EXERCISE DIRECTIONS: Find the word "minutes" in the records below. List each line containing it.

EXERCISE MATERIAL:
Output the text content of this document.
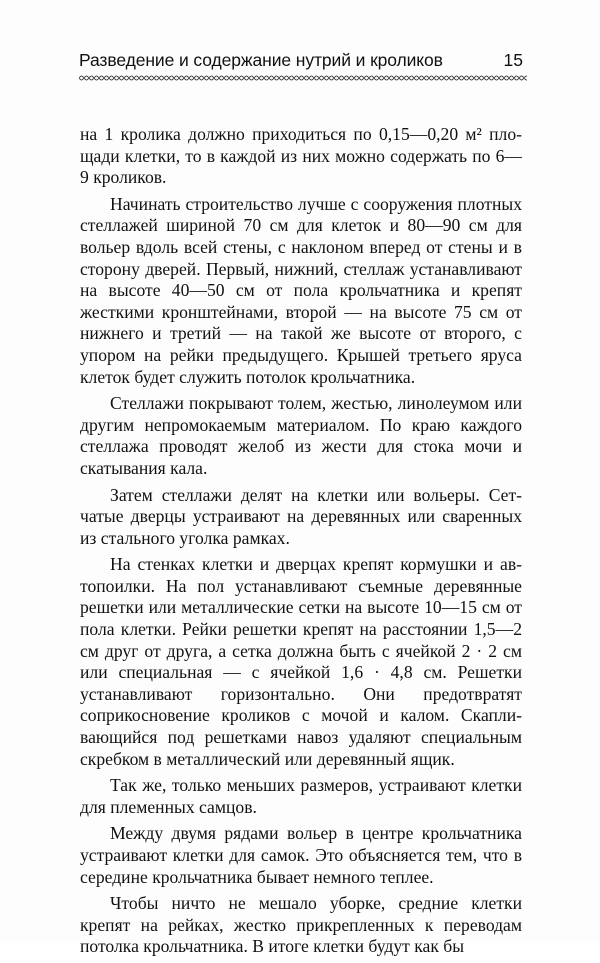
Разведение и содержание нутрий и кроликов	15

на 1 кролика должно приходиться по 0,15—0,20 м² площади клетки, то в каждой из них можно содержать по 6—9 кроликов.

Начинать строительство лучше с сооружения плотных стеллажей шириной 70 см для клеток и 80—90 см для вольер вдоль всей стены, с наклоном вперед от стены и в сторону дверей. Первый, нижний, стеллаж устанавливают на высоте 40—50 см от пола крольчатника и крепят жесткими кронштейнами, второй — на высоте 75 см от нижнего и третий — на такой же высоте от второго, с упором на рейки предыдущего. Крышей третьего яруса клеток будет служить потолок крольчатника.

Стеллажи покрывают толем, жестью, линолеумом или другим непромокаемым материалом. По краю каждого стеллажа проводят желоб из жести для стока мочи и скатывания кала.

Затем стеллажи делят на клетки или вольеры. Сетчатые дверцы устраивают на деревянных или сваренных из стального уголка рамках.

На стенках клетки и дверцах крепят кормушки и автопоилки. На пол устанавливают съемные деревянные решетки или металлические сетки на высоте 10—15 см от пола клетки. Рейки решетки крепят на расстоянии 1,5—2 см друг от друга, а сетка должна быть с ячейкой 2 · 2 см или специальная — с ячейкой 1,6 · 4,8 см. Решетки устанавливают горизонтально. Они предотвратят соприкосновение кроликов с мочой и калом. Скапливающийся под решетками навоз удаляют специальным скребком в металлический или деревянный ящик.

Так же, только меньших размеров, устраивают клетки для племенных самцов.

Между двумя рядами вольер в центре крольчатника устраивают клетки для самок. Это объясняется тем, что в середине крольчатника бывает немного теплее.

Чтобы ничто не мешало уборке, средние клетки крепят на рейках, жестко прикрепленных к переводам потолка крольчатника. В итоге клетки будут как бы
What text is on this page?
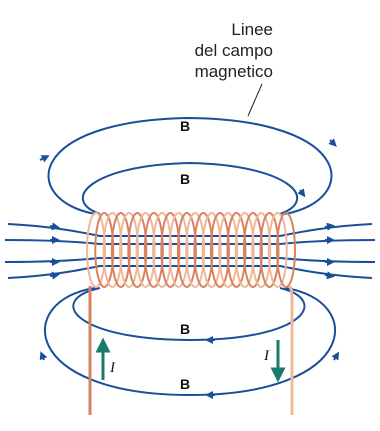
Linee
del campo
magnetico
B
B
B
B
I
I
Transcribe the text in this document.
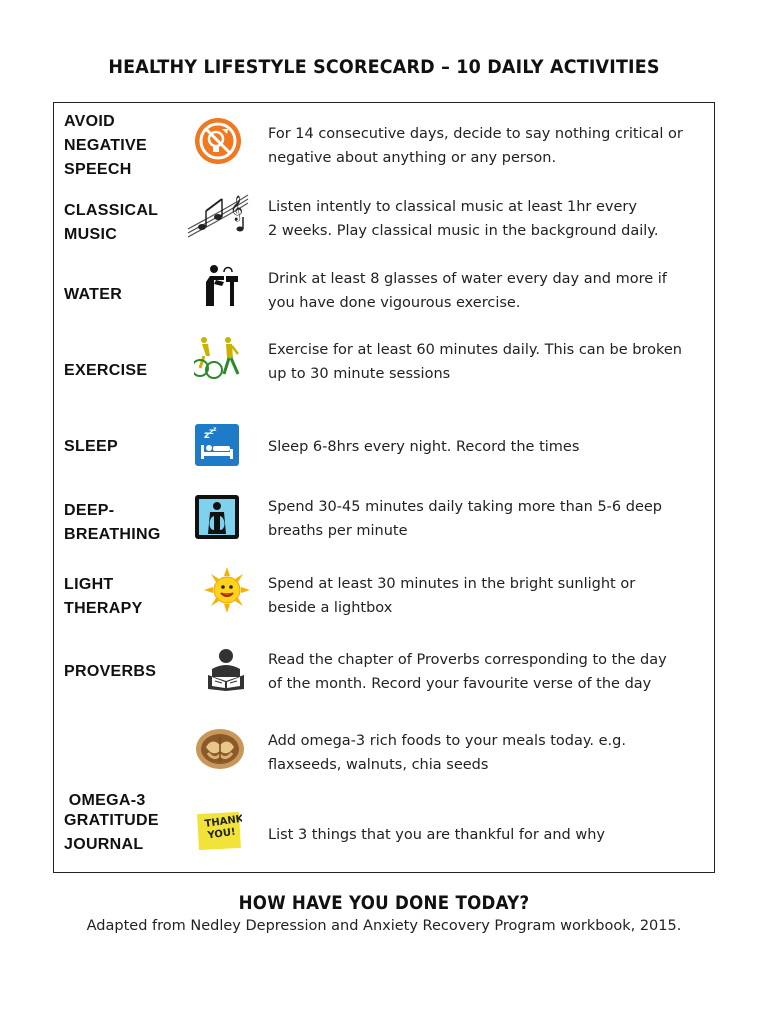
HEALTHY LIFESTYLE SCORECARD – 10 DAILY ACTIVITIES
AVOID
NEGATIVE
SPEECH
For 14 consecutive days, decide to say nothing critical or
negative about anything or any person.
CLASSICAL
MUSIC
𝄞 Listen intently to classical music at least 1hr every
2 weeks. Play classical music in the background daily.
WATER
Drink at least 8 glasses of water every day and more if
you have done vigourous exercise.
EXERCISE
Exercise for at least 60 minutes daily. This can be broken
up to 30 minute sessions
SLEEP
z z z
Sleep 6-8hrs every night. Record the times
DEEP-
BREATHING
Spend 30-45 minutes daily taking more than 5-6 deep
breaths per minute
LIGHT
THERAPY
Spend at least 30 minutes in the bright sunlight or
beside a lightbox
PROVERBS
Read the chapter of Proverbs corresponding to the day
of the month. Record your favourite verse of the day

OMEGA-3

Add omega-3 rich foods to your meals today. e.g.
flaxseeds, walnuts, chia seeds
GRATITUDE
JOURNAL
THANK
YOU! List 3 things that you are thankful for and why
HOW HAVE YOU DONE TODAY?
Adapted from Nedley Depression and Anxiety Recovery Program workbook, 2015.
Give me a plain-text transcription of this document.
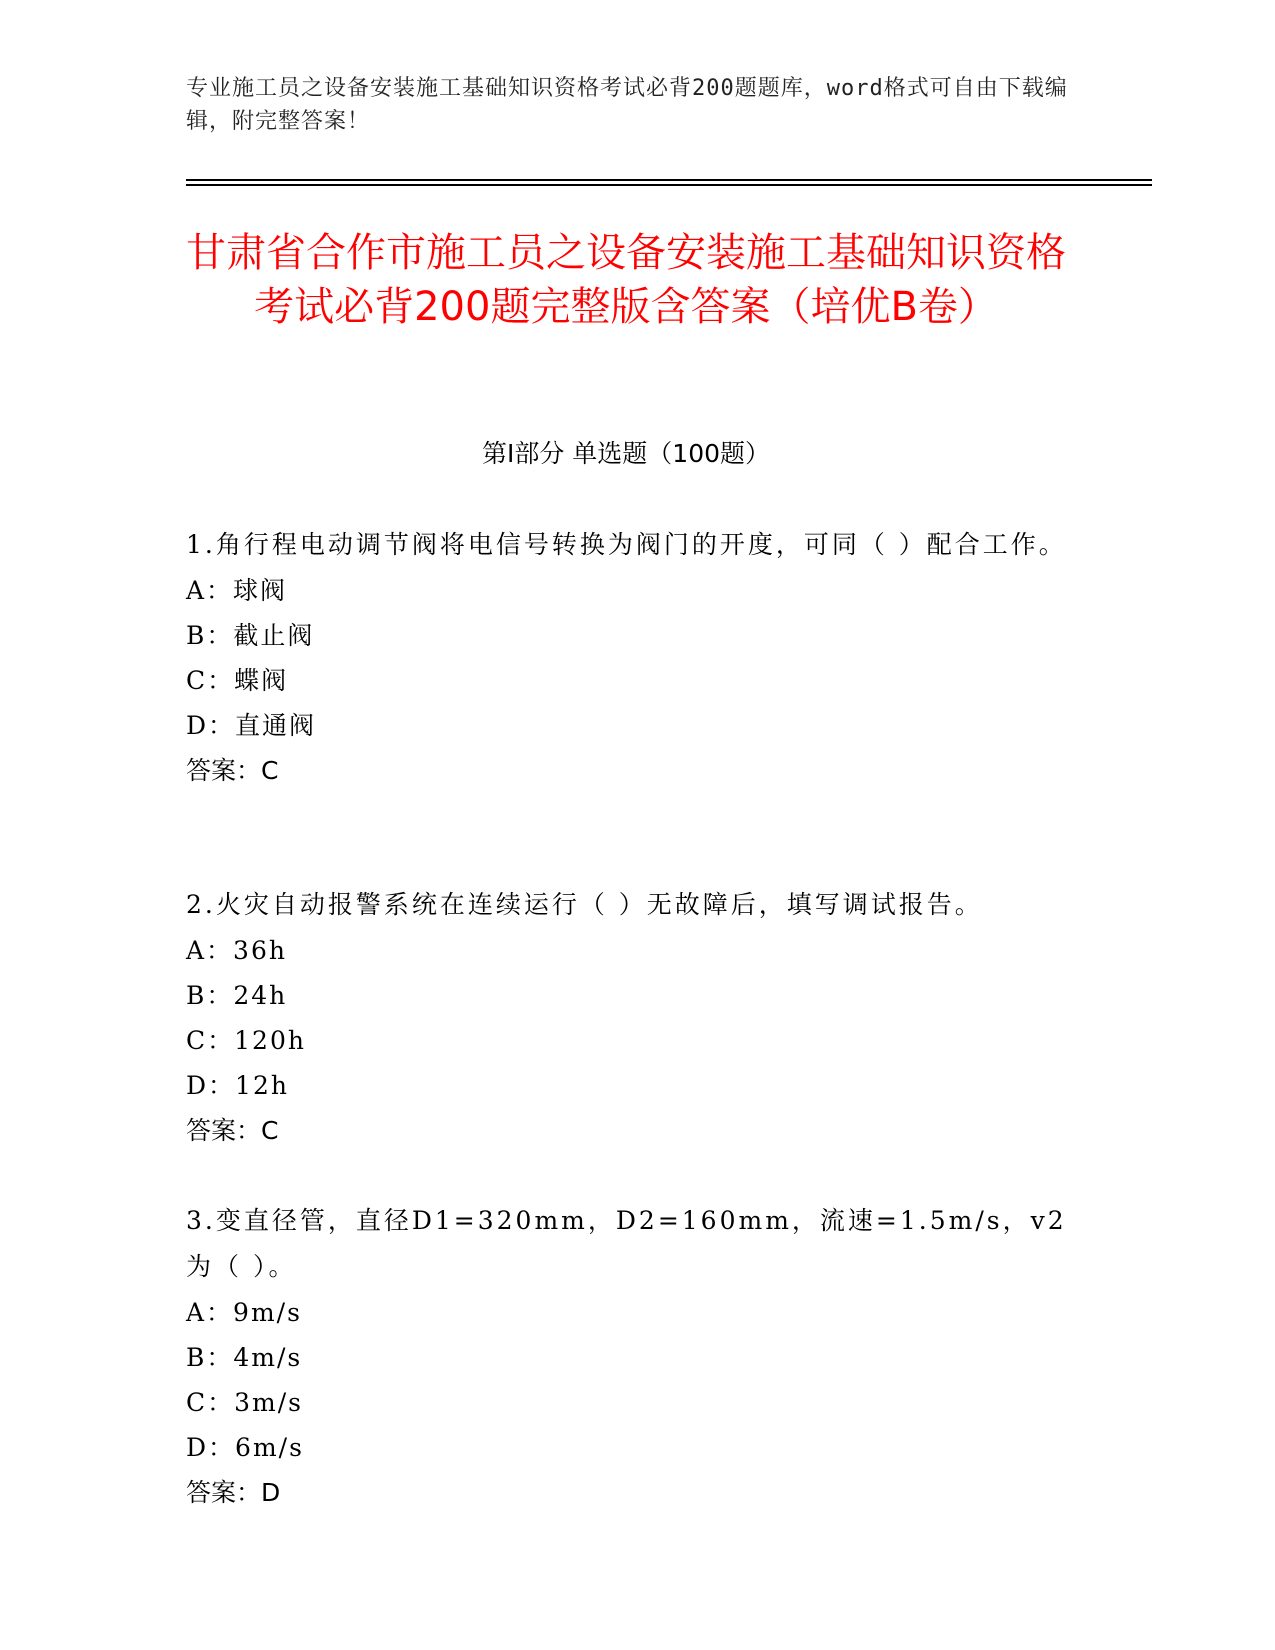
专业施工员之设备安装施工基础知识资格考试必背200题题库，word格式可自由下载编辑，附完整答案！
甘肃省合作市施工员之设备安装施工基础知识资格考试必背200题完整版含答案（培优B卷）
第I部分 单选题（100题）
1.角行程电动调节阀将电信号转换为阀门的开度，可同（ ）配合工作。
A：球阀
B：截止阀
C：蝶阀
D：直通阀
答案：C
2.火灾自动报警系统在连续运行（ ）无故障后，填写调试报告。
A：36h
B：24h
C：120h
D：12h
答案：C
3.变直径管，直径D1=320mm，D2=160mm，流速=1.5m/s，v2为（ ）。
A：9m/s
B：4m/s
C：3m/s
D：6m/s
答案：D
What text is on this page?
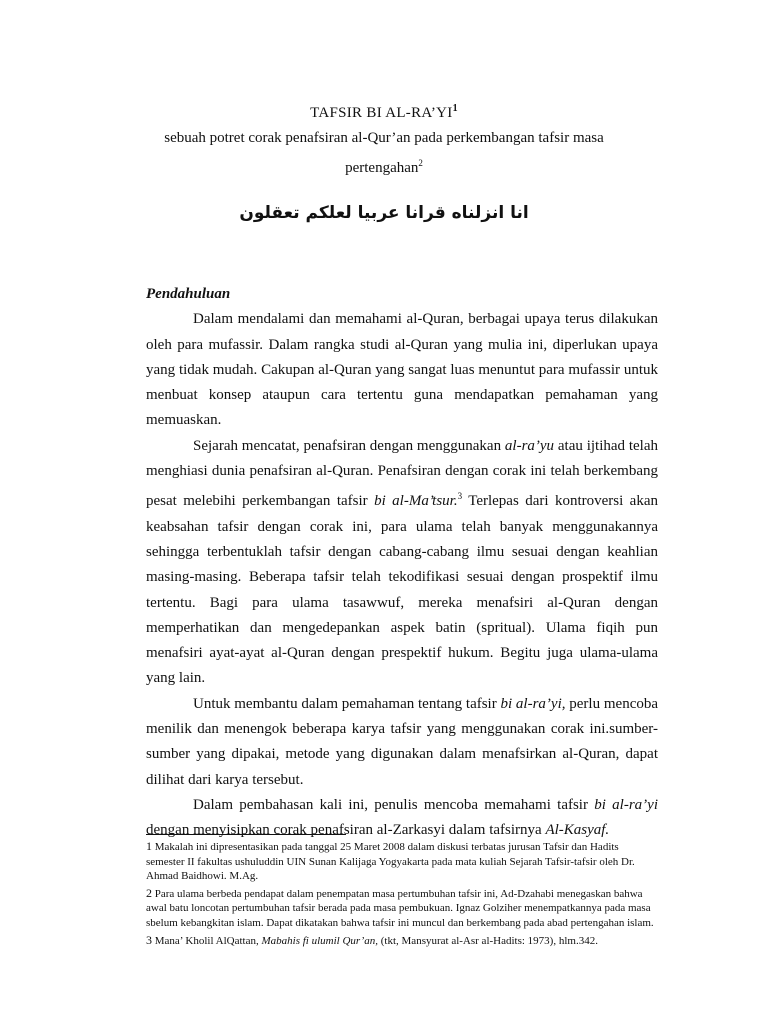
TAFSIR BI $AL-RA’YI^1$
sebuah potret corak penafsiran al-Qur’an pada perkembangan tafsir masa pertengahan$^2$
انا انزلناه قرانا عربيا لعلكم تعقلون

Pendahuluan

Dalam mendalami dan memahami al-Quran, berbagai upaya terus dilakukan oleh para mufassir. Dalam rangka studi al-Quran yang mulia ini, diperlukan upaya yang tidak mudah. Cakupan al-Quran yang sangat luas menuntut para mufassir untuk menbuat konsep ataupun cara tertentu guna mendapatkan pemahaman yang memuaskan.

Sejarah mencatat, penafsiran dengan menggunakan al-ra’yu atau ijtihad telah menghiasi dunia penafsiran al-Quran. Penafsiran dengan corak ini telah berkembang pesat melebihi perkembangan tafsir bi al-Ma’tsur.$^3$ Terlepas dari kontroversi akan keabsahan tafsir dengan corak ini, para ulama telah banyak menggunakannya sehingga terbentuklah tafsir dengan cabang-cabang ilmu sesuai dengan keahlian masing-masing. Beberapa tafsir telah tekodifikasi sesuai dengan prospektif ilmu tertentu. Bagi para ulama tasawwuf, mereka menafsiri al-Quran dengan memperhatikan dan mengedepankan aspek batin (spritual). Ulama fiqih pun menafsiri ayat-ayat al-Quran dengan prespektif hukum. Begitu juga ulama-ulama yang lain.

Untuk membantu dalam pemahaman tentang tafsir bi al-ra’yi, perlu mencoba menilik dan menengok beberapa karya tafsir yang menggunakan corak ini.sumber-sumber yang dipakai, metode yang digunakan dalam menafsirkan al-Quran, dapat dilihat dari karya tersebut.

Dalam pembahasan kali ini, penulis mencoba memahami tafsir bi al-ra’yi dengan menyisipkan corak penafsiran al-Zarkasyi dalam tafsirnya Al-Kasyaf.

1 Makalah ini dipresentasikan pada tanggal 25 Maret 2008 dalam diskusi terbatas jurusan Tafsir dan Hadits semester II fakultas ushuluddin UIN Sunan Kalijaga Yogyakarta pada mata kuliah Sejarah Tafsir-tafsir oleh Dr. Ahmad Baidhowi. M.Ag.

2 Para ulama berbeda pendapat dalam penempatan masa pertumbuhan tafsir ini, Ad-Dzahabi menegaskan bahwa awal batu loncotan pertumbuhan tafsir berada pada masa pembukuan. Ignaz Golziher menempatkannya pada masa sbelum kebangkitan islam. Dapat dikatakan bahwa tafsir ini muncul dan berkembang pada abad pertengahan islam.

3 Mana’ Kholil AlQattan, Mabahis fi ulumil Qur’an, (tkt, Mansyurat al-Asr al-Hadits: 1973), hlm.342.
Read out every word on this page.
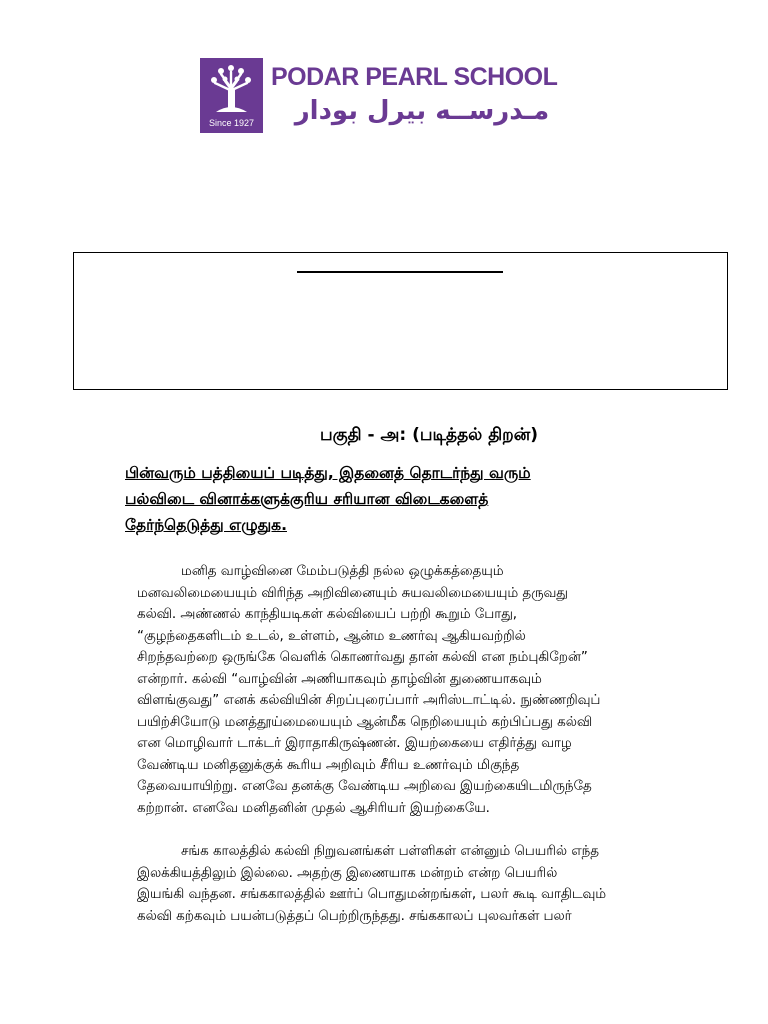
Since 1927
PODAR PEARL SCHOOL
مـدرســه بيرل بودار
பகுதி - அ: (படித்தல் திறன்)
பின்வரும் பத்தியைப் படித்து, இதனைத் தொடர்ந்து வரும்
பல்விடை வினாக்களுக்குரிய சரியான விடைகளைத்
தேர்ந்தெடுத்து எழுதுக.
மனித வாழ்வினை மேம்படுத்தி நல்ல ஒழுக்கத்தையும்
மனவலிமையையும் விரிந்த அறிவினையும் சுயவலிமையையும் தருவது
கல்வி. அண்ணல் காந்தியடிகள் கல்வியைப் பற்றி கூறும் போது,
“குழந்தைகளிடம் உடல், உள்ளம், ஆன்ம உணர்வு ஆகியவற்றில்
சிறந்தவற்றை ஒருங்கே வெளிக் கொணர்வது தான் கல்வி என நம்புகிறேன்”
என்றார். கல்வி “வாழ்வின் அணியாகவும் தாழ்வின் துணையாகவும்
விளங்குவது” எனக் கல்வியின் சிறப்புரைப்பார் அரிஸ்டாட்டில். நுண்ணறிவுப்
பயிற்சியோடு மனத்தூய்மையையும் ஆன்மீக நெறியையும் கற்பிப்பது கல்வி
என மொழிவார் டாக்டர் இராதாகிருஷ்ணன். இயற்கையை எதிர்த்து வாழ
வேண்டிய மனிதனுக்குக் கூரிய அறிவும் சீரிய உணர்வும் மிகுந்த
தேவையாயிற்று. எனவே தனக்கு வேண்டிய அறிவை இயற்கையிடமிருந்தே
கற்றான். எனவே மனிதனின் முதல் ஆசிரியர் இயற்கையே.
சங்க காலத்தில் கல்வி நிறுவனங்கள் பள்ளிகள் என்னும் பெயரில் எந்த
இலக்கியத்திலும் இல்லை. அதற்கு இணையாக மன்றம் என்ற பெயரில்
இயங்கி வந்தன. சங்ககாலத்தில் ஊர்ப் பொதுமன்றங்கள், பலர் கூடி வாதிடவும்
கல்வி கற்கவும் பயன்படுத்தப் பெற்றிருந்தது. சங்ககாலப் புலவர்கள் பலர்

OUTPUT BELOW:
Exercise for at least 60 minutes daily. This can be broken
Spend 30-45 minutes daily taking more than 5-6 deep
Spend at least 30 minutes in the bright sunlight or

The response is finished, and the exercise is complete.